**PAGE**
+--

28 December 2008

A History Lesson from Cuba: The PIC

Members of the Party: the Independents of Color. Photo: © Gloria Rolando, 2001.

Cuba marks centennial of Independent Party of Color
By Mike Taber / December 29, 2008

Two presentations on little-known history of party that championed black rights in Cuba in early 1900s

The story of the Independent Party of Color (PIC) in Cuba, from its founding in 1908 to the massacre in 1912 of more than 3,000 of its black and mulatto members and supporters, is a chapter of history largely unknown within Cuba and abroad.

Knowledge of the PIC and the 1912 massacre was buried by the various capitalist regimes in Cuba between then and 1958. Even after the Cuban Revolution’s triumph in 1959, these events remained little-known.

The story of the Independent Party of Color is intertwined with the legacy and reality of racism in Cuba. The 1959 revolution eliminated all legal forms of discrimination, including Jim Crow practices imposed on Cuba during the U.S. military occupation following 1898. And by eliminating the source of institutionalized racism—capitalism—it opened the door to unprecedented gains by blacks and mulattos and their fuller integration into all aspects of Cuban society.

But many deep-rooted prejudices nonetheless remained. With the collapse in 1990-91 of the Soviet and Eastern European regimes, Cuba lost 85 percent of its foreign trade. Cuba’s increased exposure to the world capitalist market and the economic measures the government had to take in response to this crisis have led to increased inequalities, leading to the reinforcing of racial prejudices that had long been diminishing.

The decision last year by the Communist Party of Cuba to establish a commission to commemorate the 100th anniversary of the PIC’s founding was thus of great importance, not just in rescuing this historical chapter from oblivion, but as part of addressing the challenge of combating the legacy of racism today.

The commission’s president is Fernando Martínez Heredia, a noted Marxist author and essayist and winner of the 2006 National Social Sciences Award. Other members include Digna Castañeda Fuertes, professor of Caribbean studies at the University of Havana; Marta Cordies Jackson, director of the Fernando Ortiz African Cultural Center; Eusebio Leal, official historian of Havana; Rogelio Martínez Fure, National Folkloric Ensemble of Cuba; author and poet Nancy Morejón; Leida Oquendo, the commission’s executive secretary and a member of the Cuban Academy of Sciences; veteran journalist Marta Rojas; and filmmaker Gloria Rolando.

Below are major excerpts from presentations to two events organized by the commission this year, reviewing the history of the PIC and its importance for today. The first, titled “Social Diversity Is Not a Weakness of the Nation, but Rather a Very Important Example of its Richness,” was given by Fernando Martínez Heredia at the opening session of the commission’s work on January 14. The second, titled “Preserving Memory,” was given by Miguel Barnet on August 7 to a meeting in Havana commemorating the 100th anniversary of the PIC’s founding. Miguel Barnet is president of the Union of Writers and Artists of Cuba (UNEAC) and author of Biography of a Runaway Slave.

The translation and subheadings are by the Militant.

* * * * *


BY FERNANDO MARTÍNEZ HEREDIA

The great export-based economy that led Cuba to advance so far materially during the 19th century was built on the bases of a massive slave population numbering a million Africans, the chief labor force of that mode of production. It was a horrific form of exploitation and cultural plunder, embodying a social order of oppression, deep inequalities, castes, and antiblack racism. That social order was the antithesis of the great advances in technology, enterprise, ideas, literature, and art of that era. But at the same time it furnished the material basis that made these possible. Such terrible contradictions could not be overcome through evolution, because the only concern of the ruling class of Cuba was capitalist profits and maintaining its social power. It therefore defended at all times the system that enabled it to be the exploiter, and it did not hesitate to be antinational when necessary.

+--

**TASK DETAILS**
Return the passage of the Independent Party of Color article word for word, starting at "The story of the Independent Party of Color is" and ending at "long been diminishing.".

+--

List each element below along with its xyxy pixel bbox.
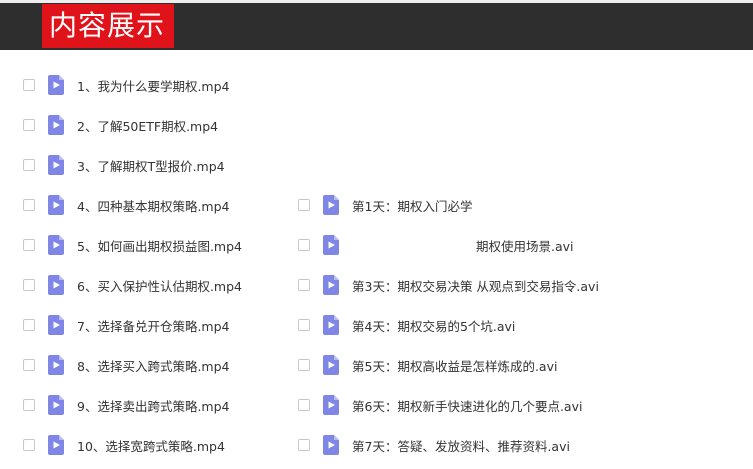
video-file-icon — [48, 115, 64, 135]
video-file-icon — [48, 395, 64, 415]
checkbox[interactable] — [23, 119, 35, 131]
checkbox[interactable] — [23, 399, 35, 411]
file-name: 第5天：期权高收益是怎样炼成的.avi — [352, 358, 558, 374]
page-title: 内容展示 — [42, 4, 175, 48]
file-name: 第4天：期权交易的5个坑.avi — [352, 318, 516, 334]
list-item[interactable]: 1、我为什么要学期权.mp4 — [23, 75, 230, 95]
list-item[interactable]: 第3天：期权交易决策 从观点到交易指令.avi — [298, 275, 599, 295]
checkbox[interactable] — [23, 279, 35, 291]
file-name: 7、选择备兑开仓策略.mp4 — [77, 318, 230, 334]
checkbox[interactable] — [23, 199, 35, 211]
list-item[interactable]: 期权使用场景.avi — [298, 235, 574, 255]
video-file-icon — [323, 395, 339, 415]
file-name: 4、四种基本期权策略.mp4 — [77, 198, 230, 214]
file-name: 第6天：期权新手快速进化的几个要点.avi — [352, 398, 583, 414]
list-item[interactable]: 第1天：期权入门必学 — [298, 195, 472, 215]
video-file-icon — [323, 355, 339, 375]
list-item[interactable]: 第7天：答疑、发放资料、推荐资料.avi — [298, 435, 570, 455]
checkbox[interactable] — [298, 439, 310, 451]
video-file-icon — [323, 435, 339, 455]
list-item[interactable]: 3、了解期权T型报价.mp4 — [23, 155, 225, 175]
checkbox[interactable] — [298, 359, 310, 371]
file-name: 6、买入保护性认估期权.mp4 — [77, 278, 242, 294]
list-item[interactable]: 7、选择备兑开仓策略.mp4 — [23, 315, 230, 335]
checkbox[interactable] — [23, 239, 35, 251]
file-name: 3、了解期权T型报价.mp4 — [77, 158, 225, 174]
video-file-icon — [323, 195, 339, 215]
video-file-icon — [48, 75, 64, 95]
video-file-icon — [48, 195, 64, 215]
video-file-icon — [323, 275, 339, 295]
checkbox[interactable] — [298, 279, 310, 291]
file-name: 第7天：答疑、发放资料、推荐资料.avi — [352, 438, 570, 454]
list-item[interactable]: 9、选择卖出跨式策略.mp4 — [23, 395, 230, 415]
list-item[interactable]: 10、选择宽跨式策略.mp4 — [23, 435, 225, 455]
file-name: 1、我为什么要学期权.mp4 — [77, 78, 230, 94]
checkbox[interactable] — [23, 79, 35, 91]
video-file-icon — [48, 155, 64, 175]
video-file-icon — [323, 235, 339, 255]
file-name: 期权使用场景.avi — [476, 238, 574, 254]
file-name: 第3天：期权交易决策 从观点到交易指令.avi — [352, 278, 599, 294]
checkbox[interactable] — [298, 319, 310, 331]
video-file-icon — [323, 315, 339, 335]
video-file-icon — [48, 235, 64, 255]
file-name: 8、选择买入跨式策略.mp4 — [77, 358, 230, 374]
file-name: 5、如何画出期权损益图.mp4 — [77, 238, 242, 254]
file-name: 2、了解50ETF期权.mp4 — [77, 118, 219, 134]
video-file-icon — [48, 355, 64, 375]
video-file-icon — [48, 315, 64, 335]
header-top-strip — [0, 0, 753, 3]
checkbox[interactable] — [23, 359, 35, 371]
list-item[interactable]: 第5天：期权高收益是怎样炼成的.avi — [298, 355, 557, 375]
list-item[interactable]: 8、选择买入跨式策略.mp4 — [23, 355, 230, 375]
video-file-icon — [48, 435, 64, 455]
file-name: 10、选择宽跨式策略.mp4 — [77, 438, 225, 454]
checkbox[interactable] — [298, 399, 310, 411]
file-name: 9、选择卖出跨式策略.mp4 — [77, 398, 230, 414]
video-file-icon — [48, 275, 64, 295]
file-name: 第1天：期权入门必学 — [352, 198, 473, 214]
checkbox[interactable] — [23, 319, 35, 331]
checkbox[interactable] — [23, 439, 35, 451]
list-item[interactable]: 6、买入保护性认估期权.mp4 — [23, 275, 242, 295]
list-item[interactable]: 第4天：期权交易的5个坑.avi — [298, 315, 515, 335]
checkbox[interactable] — [298, 199, 310, 211]
header-bar: 内容展示 — [0, 0, 753, 50]
list-item[interactable]: 5、如何画出期权损益图.mp4 — [23, 235, 242, 255]
list-item[interactable]: 4、四种基本期权策略.mp4 — [23, 195, 230, 215]
checkbox[interactable] — [23, 159, 35, 171]
checkbox[interactable] — [298, 239, 310, 251]
list-item[interactable]: 2、了解50ETF期权.mp4 — [23, 115, 218, 135]
list-item[interactable]: 第6天：期权新手快速进化的几个要点.avi — [298, 395, 582, 415]
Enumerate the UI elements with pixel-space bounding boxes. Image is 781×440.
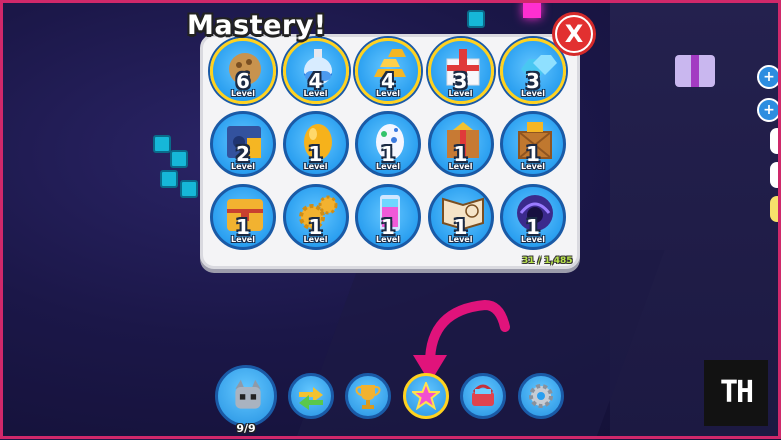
side-plus-button[interactable]: + — [757, 98, 781, 122]
mastery-level-label: Level — [376, 162, 400, 171]
mastery-item[interactable]: 6 Level — [210, 38, 276, 104]
settings-button[interactable] — [518, 373, 564, 419]
cube-decoration — [153, 135, 171, 153]
cube-decoration — [180, 180, 198, 198]
side-currency-pill — [770, 162, 781, 188]
mastery-level-label: Level — [376, 89, 400, 98]
mastery-level-label: Level — [521, 162, 545, 171]
mastery-item[interactable]: 1 Level — [282, 184, 349, 250]
mastery-item[interactable]: 3 Level — [427, 38, 494, 104]
achievements-button[interactable] — [345, 373, 391, 419]
mastery-level-label: Level — [521, 235, 545, 244]
trophy-icon — [355, 385, 381, 409]
mastery-level-label: Level — [376, 235, 400, 244]
mastery-item[interactable]: 1 Level — [210, 184, 276, 250]
mastery-level-label: Level — [521, 89, 545, 98]
side-currency-pill — [770, 196, 781, 222]
close-button[interactable]: X — [552, 12, 596, 56]
pets-button[interactable] — [215, 365, 277, 427]
panel-title: Mastery! — [187, 10, 327, 41]
mastery-item[interactable]: 4 Level — [282, 38, 349, 104]
mastery-button[interactable] — [403, 373, 449, 419]
mastery-item[interactable]: 2 Level — [210, 111, 276, 177]
cube-decoration — [160, 170, 178, 188]
neon-pillar — [523, 0, 541, 18]
side-plus-button[interactable]: + — [757, 65, 781, 89]
mastery-level-label: Level — [303, 235, 328, 244]
mastery-level-label: Level — [303, 89, 328, 98]
mastery-item[interactable]: 1 Level — [355, 184, 421, 250]
mastery-level-label: Level — [448, 162, 473, 171]
mastery-level-label: Level — [303, 162, 328, 171]
shop-basket-icon — [472, 384, 494, 406]
mastery-item[interactable]: 1 Level — [427, 184, 494, 250]
mastery-progress: 31 / 1,485 — [522, 256, 573, 266]
settings-gear-icon — [529, 384, 553, 408]
mastery-level-label: Level — [231, 162, 255, 171]
mastery-item[interactable]: 4 Level — [355, 38, 421, 104]
mastery-item[interactable]: 1 Level — [282, 111, 349, 177]
shop-button[interactable] — [460, 373, 506, 419]
gift-box-decoration — [675, 55, 715, 87]
mastery-level-label: Level — [448, 235, 473, 244]
cube-decoration — [467, 10, 485, 28]
cube-decoration — [170, 150, 188, 168]
side-currency-pill — [770, 128, 781, 154]
mastery-level-label: Level — [231, 235, 255, 244]
pet-count: 9/9 — [236, 422, 256, 435]
mastery-item[interactable]: 1 Level — [427, 111, 494, 177]
watermark-logo: TH — [704, 360, 768, 426]
mastery-level-label: Level — [448, 89, 473, 98]
mastery-item[interactable]: 1 Level — [500, 111, 566, 177]
pointer-arrow-icon — [413, 299, 510, 383]
trade-arrows-icon — [299, 387, 323, 410]
close-icon: X — [557, 17, 591, 51]
mastery-item[interactable]: 1 Level — [500, 184, 566, 250]
mastery-level-label: Level — [231, 89, 255, 98]
cat-pet-icon — [235, 379, 261, 409]
mastery-item[interactable]: 1 Level — [355, 111, 421, 177]
mastery-star-icon — [412, 382, 440, 410]
trade-button[interactable] — [288, 373, 334, 419]
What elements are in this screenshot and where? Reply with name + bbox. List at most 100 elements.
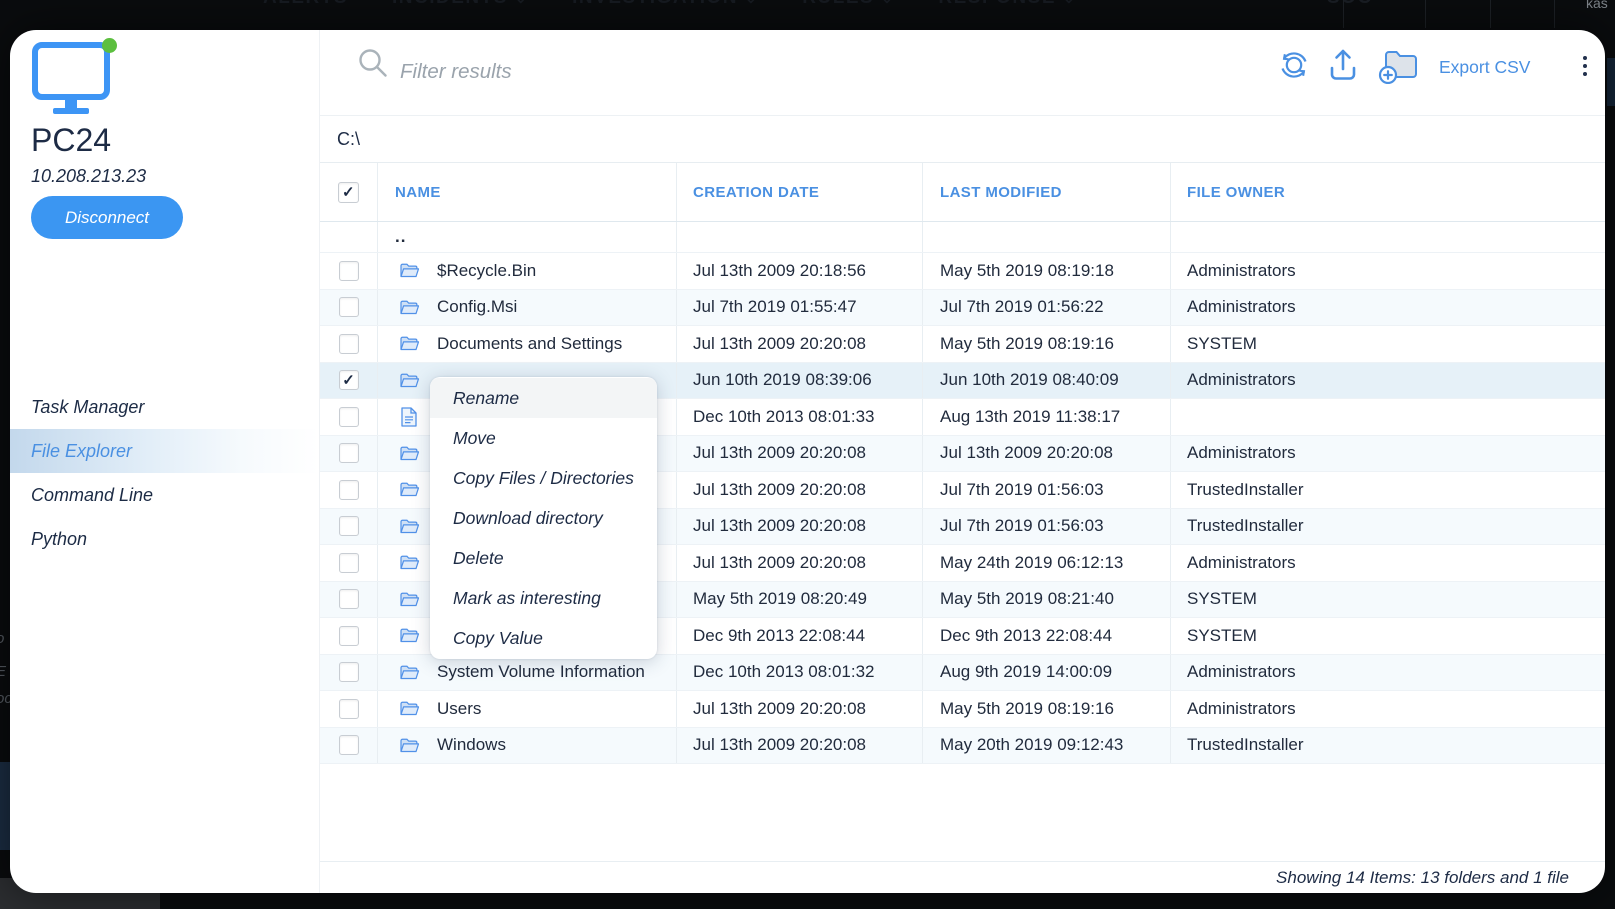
last-modified: May 5th 2019 08:19:16 bbox=[923, 691, 1171, 727]
last-modified: Jul 7th 2019 01:56:03 bbox=[923, 472, 1171, 508]
sidebar-item-task-manager[interactable]: Task Manager bbox=[10, 385, 319, 429]
remote-host-panel: PC24 10.208.213.23 Disconnect Task Manag… bbox=[10, 30, 1605, 893]
creation-date: Jul 13th 2009 20:20:08 bbox=[677, 545, 923, 581]
row-checkbox[interactable] bbox=[320, 436, 378, 472]
row-checkbox[interactable] bbox=[320, 655, 378, 691]
row-checkbox[interactable] bbox=[320, 618, 378, 654]
creation-date: Jul 7th 2019 01:55:47 bbox=[677, 290, 923, 326]
monitor-screen bbox=[32, 42, 110, 100]
search-icon bbox=[356, 46, 390, 80]
table-row[interactable]: System Volume Information Dec 10th 2013 … bbox=[320, 655, 1605, 692]
monitor-icon bbox=[32, 42, 120, 114]
breadcrumb-path[interactable]: C:\ bbox=[337, 129, 360, 150]
bg-top-nav: ALERTSINCIDENTS⌄INVESTIGATION⌄RULES⌄RESP… bbox=[263, 0, 1076, 9]
last-modified: Dec 9th 2013 22:08:44 bbox=[923, 618, 1171, 654]
row-checkbox[interactable] bbox=[320, 326, 378, 362]
bg-nav-item-incidents: INCIDENTS⌄ bbox=[392, 0, 528, 9]
column-header-name[interactable]: NAME bbox=[378, 163, 677, 221]
file-owner: SYSTEM bbox=[1171, 582, 1605, 618]
sidebar-item-file-explorer[interactable]: File Explorer bbox=[10, 429, 319, 473]
folder-icon bbox=[399, 664, 420, 681]
sidebar-item-python[interactable]: Python bbox=[10, 517, 319, 561]
creation-date: Jun 10th 2019 08:39:06 bbox=[677, 363, 923, 399]
table-row[interactable]: Documents and Settings Jul 13th 2009 20:… bbox=[320, 326, 1605, 363]
disconnect-button[interactable]: Disconnect bbox=[31, 196, 183, 239]
folder-icon bbox=[399, 481, 420, 498]
row-checkbox[interactable] bbox=[320, 582, 378, 618]
folder-icon bbox=[399, 591, 420, 608]
creation-date: May 5th 2019 08:20:49 bbox=[677, 582, 923, 618]
last-modified: May 5th 2019 08:21:40 bbox=[923, 582, 1171, 618]
parent-directory-label: .. bbox=[378, 222, 677, 252]
filter-input[interactable] bbox=[400, 44, 960, 100]
tools-menu: Task Manager File Explorer Command Line Pyt… bbox=[10, 385, 319, 561]
last-modified: Jul 13th 2009 20:20:08 bbox=[923, 436, 1171, 472]
select-all-checkbox[interactable]: ✓ bbox=[320, 163, 378, 221]
creation-date: Jul 13th 2009 20:20:08 bbox=[677, 326, 923, 362]
column-header-file-owner[interactable]: FILE OWNER bbox=[1171, 163, 1605, 221]
bg-divider bbox=[1343, 0, 1344, 28]
menu-item-move[interactable]: Move bbox=[430, 418, 657, 458]
menu-item-rename[interactable]: Rename bbox=[430, 378, 657, 418]
sidebar-item-label: Task Manager bbox=[31, 397, 144, 418]
file-name: Windows bbox=[437, 735, 506, 755]
menu-item-delete[interactable]: Delete bbox=[430, 538, 657, 578]
menu-item-copy-files-directories[interactable]: Copy Files / Directories bbox=[430, 458, 657, 498]
new-folder-icon bbox=[1378, 50, 1420, 84]
file-owner: Administrators bbox=[1171, 290, 1605, 326]
sidebar-item-command-line[interactable]: Command Line bbox=[10, 473, 319, 517]
items-summary: Showing 14 Items: 13 folders and 1 file bbox=[1276, 868, 1569, 888]
new-folder-button[interactable] bbox=[1378, 50, 1420, 84]
sidebar-item-label: Command Line bbox=[31, 485, 153, 506]
column-header-creation-date[interactable]: CREATION DATE bbox=[677, 163, 923, 221]
folder-icon bbox=[399, 299, 420, 316]
folder-icon bbox=[399, 335, 420, 352]
row-checkbox[interactable] bbox=[320, 509, 378, 545]
online-status-dot bbox=[102, 38, 117, 53]
file-owner: Administrators bbox=[1171, 691, 1605, 727]
export-csv-button[interactable]: Export CSV bbox=[1439, 57, 1530, 78]
folder-icon bbox=[399, 737, 420, 754]
creation-date: Jul 13th 2009 20:20:08 bbox=[677, 728, 923, 764]
menu-item-copy-value[interactable]: Copy Value bbox=[430, 618, 657, 658]
folder-icon bbox=[399, 445, 420, 462]
bg-nav-item-investigation: INVESTIGATION⌄ bbox=[572, 0, 758, 9]
menu-item-download-directory[interactable]: Download directory bbox=[430, 498, 657, 538]
menu-item-mark-as-interesting[interactable]: Mark as interesting bbox=[430, 578, 657, 618]
row-checkbox[interactable]: ✓ bbox=[320, 363, 378, 399]
folder-icon bbox=[399, 627, 420, 644]
table-row[interactable]: $Recycle.Bin Jul 13th 2009 20:18:56 May … bbox=[320, 253, 1605, 290]
last-modified: Jul 7th 2019 01:56:03 bbox=[923, 509, 1171, 545]
kebab-menu-button[interactable] bbox=[1575, 52, 1595, 92]
row-checkbox[interactable] bbox=[320, 691, 378, 727]
file-name: Users bbox=[437, 699, 481, 719]
last-modified: May 24th 2019 06:12:13 bbox=[923, 545, 1171, 581]
file-owner: Administrators bbox=[1171, 436, 1605, 472]
sidebar-item-label: Python bbox=[31, 529, 87, 550]
chevron-down-icon: ⌄ bbox=[745, 0, 758, 6]
file-owner: TrustedInstaller bbox=[1171, 472, 1605, 508]
row-checkbox[interactable] bbox=[320, 253, 378, 289]
bg-nav-item-response: RESPONSE⌄ bbox=[938, 0, 1076, 9]
refresh-button[interactable] bbox=[1276, 47, 1312, 83]
toolbar: Export CSV bbox=[320, 30, 1605, 115]
file-name: Config.Msi bbox=[437, 297, 517, 317]
upload-button[interactable] bbox=[1326, 46, 1360, 82]
row-checkbox[interactable] bbox=[320, 472, 378, 508]
bg-soc-label: SOC bbox=[1327, 0, 1373, 9]
table-row[interactable]: Windows Jul 13th 2009 20:20:08 May 20th … bbox=[320, 728, 1605, 765]
bg-divider bbox=[1554, 0, 1555, 28]
parent-directory-row[interactable]: .. bbox=[320, 222, 1605, 253]
row-checkbox[interactable] bbox=[320, 290, 378, 326]
row-checkbox[interactable] bbox=[320, 728, 378, 764]
row-checkbox[interactable] bbox=[320, 545, 378, 581]
table-row[interactable]: Config.Msi Jul 7th 2019 01:55:47 Jul 7th… bbox=[320, 290, 1605, 327]
bg-corner-label: kas bbox=[1586, 0, 1608, 11]
last-modified: May 5th 2019 08:19:16 bbox=[923, 326, 1171, 362]
row-checkbox[interactable] bbox=[320, 399, 378, 435]
table-row[interactable]: Users Jul 13th 2009 20:20:08 May 5th 201… bbox=[320, 691, 1605, 728]
creation-date: Jul 13th 2009 20:20:08 bbox=[677, 436, 923, 472]
column-header-last-modified[interactable]: LAST MODIFIED bbox=[923, 163, 1171, 221]
file-owner: Administrators bbox=[1171, 363, 1605, 399]
last-modified: Jun 10th 2019 08:40:09 bbox=[923, 363, 1171, 399]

+--

**TASK ANSWER**
The story of the Independent Party of Color is intertwined with the legacy and reality of racism in Cuba. The 1959 revolution eliminated all legal forms of discrimination, including Jim Crow practices imposed on Cuba during the U.S. military occupation following 1898. And by eliminating the source of institutionalized racism—capitalism—it opened the door to unprecedented gains by blacks and mulattos and their fuller integration into all aspects of Cuban society.

But many deep-rooted prejudices nonetheless remained. With the collapse in 1990-91 of the Soviet and Eastern European regimes, Cuba lost 85 percent of its foreign trade. Cuba’s increased exposure to the world capitalist market and the economic measures the government had to take in response to this crisis have led to increased inequalities, leading to the reinforcing of racial prejudices that had long been diminishing.